**EXERCISE OBJECTIVE**
Pull out all lines from the listing below in which the word "color" appears.
** begin DATA SHOWN **
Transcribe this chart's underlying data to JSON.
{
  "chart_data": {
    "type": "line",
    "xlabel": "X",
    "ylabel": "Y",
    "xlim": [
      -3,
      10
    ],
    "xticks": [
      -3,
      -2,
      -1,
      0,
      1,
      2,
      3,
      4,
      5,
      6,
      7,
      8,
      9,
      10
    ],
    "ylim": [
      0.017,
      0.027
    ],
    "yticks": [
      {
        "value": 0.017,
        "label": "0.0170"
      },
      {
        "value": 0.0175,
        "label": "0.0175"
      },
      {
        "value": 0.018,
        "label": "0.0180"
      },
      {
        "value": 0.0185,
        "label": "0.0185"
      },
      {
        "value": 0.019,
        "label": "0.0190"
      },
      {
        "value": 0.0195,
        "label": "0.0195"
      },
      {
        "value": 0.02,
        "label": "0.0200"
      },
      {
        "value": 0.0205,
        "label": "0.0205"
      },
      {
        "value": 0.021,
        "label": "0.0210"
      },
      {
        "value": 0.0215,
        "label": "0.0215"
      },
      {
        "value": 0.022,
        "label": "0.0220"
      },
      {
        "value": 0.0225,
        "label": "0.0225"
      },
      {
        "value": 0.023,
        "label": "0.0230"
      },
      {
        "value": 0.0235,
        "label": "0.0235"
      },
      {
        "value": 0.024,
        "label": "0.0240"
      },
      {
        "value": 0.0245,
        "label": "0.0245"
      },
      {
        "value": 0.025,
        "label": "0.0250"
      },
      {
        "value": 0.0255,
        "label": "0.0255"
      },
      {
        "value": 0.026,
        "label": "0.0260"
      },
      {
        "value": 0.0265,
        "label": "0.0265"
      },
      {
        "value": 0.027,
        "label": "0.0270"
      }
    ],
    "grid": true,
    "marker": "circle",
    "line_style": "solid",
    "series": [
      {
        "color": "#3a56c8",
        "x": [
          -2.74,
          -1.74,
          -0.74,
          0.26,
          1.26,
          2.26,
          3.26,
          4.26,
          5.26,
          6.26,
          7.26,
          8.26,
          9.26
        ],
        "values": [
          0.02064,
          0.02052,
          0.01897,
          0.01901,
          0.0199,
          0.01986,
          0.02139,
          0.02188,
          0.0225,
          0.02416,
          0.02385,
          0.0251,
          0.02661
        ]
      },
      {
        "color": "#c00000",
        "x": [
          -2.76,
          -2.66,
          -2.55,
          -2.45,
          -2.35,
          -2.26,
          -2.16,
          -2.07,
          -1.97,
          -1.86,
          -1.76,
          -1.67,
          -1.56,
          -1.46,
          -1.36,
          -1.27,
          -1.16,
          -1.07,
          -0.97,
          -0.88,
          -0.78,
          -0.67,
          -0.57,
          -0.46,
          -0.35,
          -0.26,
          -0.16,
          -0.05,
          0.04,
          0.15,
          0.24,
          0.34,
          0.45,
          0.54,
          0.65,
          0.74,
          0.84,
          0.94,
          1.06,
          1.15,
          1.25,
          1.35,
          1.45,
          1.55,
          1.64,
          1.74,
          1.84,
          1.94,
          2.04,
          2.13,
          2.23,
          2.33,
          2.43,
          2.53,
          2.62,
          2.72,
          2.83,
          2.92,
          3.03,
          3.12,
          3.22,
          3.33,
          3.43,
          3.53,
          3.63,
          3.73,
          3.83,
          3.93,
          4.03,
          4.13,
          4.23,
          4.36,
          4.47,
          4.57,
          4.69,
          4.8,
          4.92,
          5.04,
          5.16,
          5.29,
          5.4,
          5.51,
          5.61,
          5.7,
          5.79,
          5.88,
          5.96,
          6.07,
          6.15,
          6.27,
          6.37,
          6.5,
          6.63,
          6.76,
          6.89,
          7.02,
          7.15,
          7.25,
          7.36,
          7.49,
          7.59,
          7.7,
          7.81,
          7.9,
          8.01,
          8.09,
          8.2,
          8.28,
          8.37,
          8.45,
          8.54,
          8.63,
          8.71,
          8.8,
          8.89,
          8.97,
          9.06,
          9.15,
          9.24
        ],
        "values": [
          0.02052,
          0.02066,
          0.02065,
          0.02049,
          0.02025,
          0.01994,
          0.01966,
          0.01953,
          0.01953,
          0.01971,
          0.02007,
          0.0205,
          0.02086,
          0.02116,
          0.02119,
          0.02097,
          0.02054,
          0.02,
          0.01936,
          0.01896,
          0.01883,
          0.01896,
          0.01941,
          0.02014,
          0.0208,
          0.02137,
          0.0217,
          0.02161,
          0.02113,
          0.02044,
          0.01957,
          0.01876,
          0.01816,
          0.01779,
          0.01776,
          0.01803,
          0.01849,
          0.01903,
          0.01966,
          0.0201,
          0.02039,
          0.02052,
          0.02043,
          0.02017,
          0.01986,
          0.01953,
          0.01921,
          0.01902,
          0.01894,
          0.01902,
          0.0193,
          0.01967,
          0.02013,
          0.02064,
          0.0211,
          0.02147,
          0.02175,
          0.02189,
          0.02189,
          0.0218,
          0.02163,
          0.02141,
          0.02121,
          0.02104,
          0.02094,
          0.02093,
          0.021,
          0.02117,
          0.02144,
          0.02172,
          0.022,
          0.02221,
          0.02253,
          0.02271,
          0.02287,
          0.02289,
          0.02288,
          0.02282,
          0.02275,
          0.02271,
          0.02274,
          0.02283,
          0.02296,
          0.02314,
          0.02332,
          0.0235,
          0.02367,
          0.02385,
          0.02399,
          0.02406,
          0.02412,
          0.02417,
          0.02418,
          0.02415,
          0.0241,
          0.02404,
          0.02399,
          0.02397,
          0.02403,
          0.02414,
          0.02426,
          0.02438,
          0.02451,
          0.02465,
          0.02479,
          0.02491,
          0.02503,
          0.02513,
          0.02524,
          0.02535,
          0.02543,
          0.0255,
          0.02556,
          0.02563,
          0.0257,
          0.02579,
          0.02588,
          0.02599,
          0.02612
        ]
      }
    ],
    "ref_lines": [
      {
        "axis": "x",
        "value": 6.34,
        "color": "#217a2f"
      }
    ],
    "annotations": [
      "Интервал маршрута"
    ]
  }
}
** end DATA SHOWN **
**FULL SOLUTION**
        "color": "#3a56c8",
        "color": "#c00000",
        "color": "#217a2f"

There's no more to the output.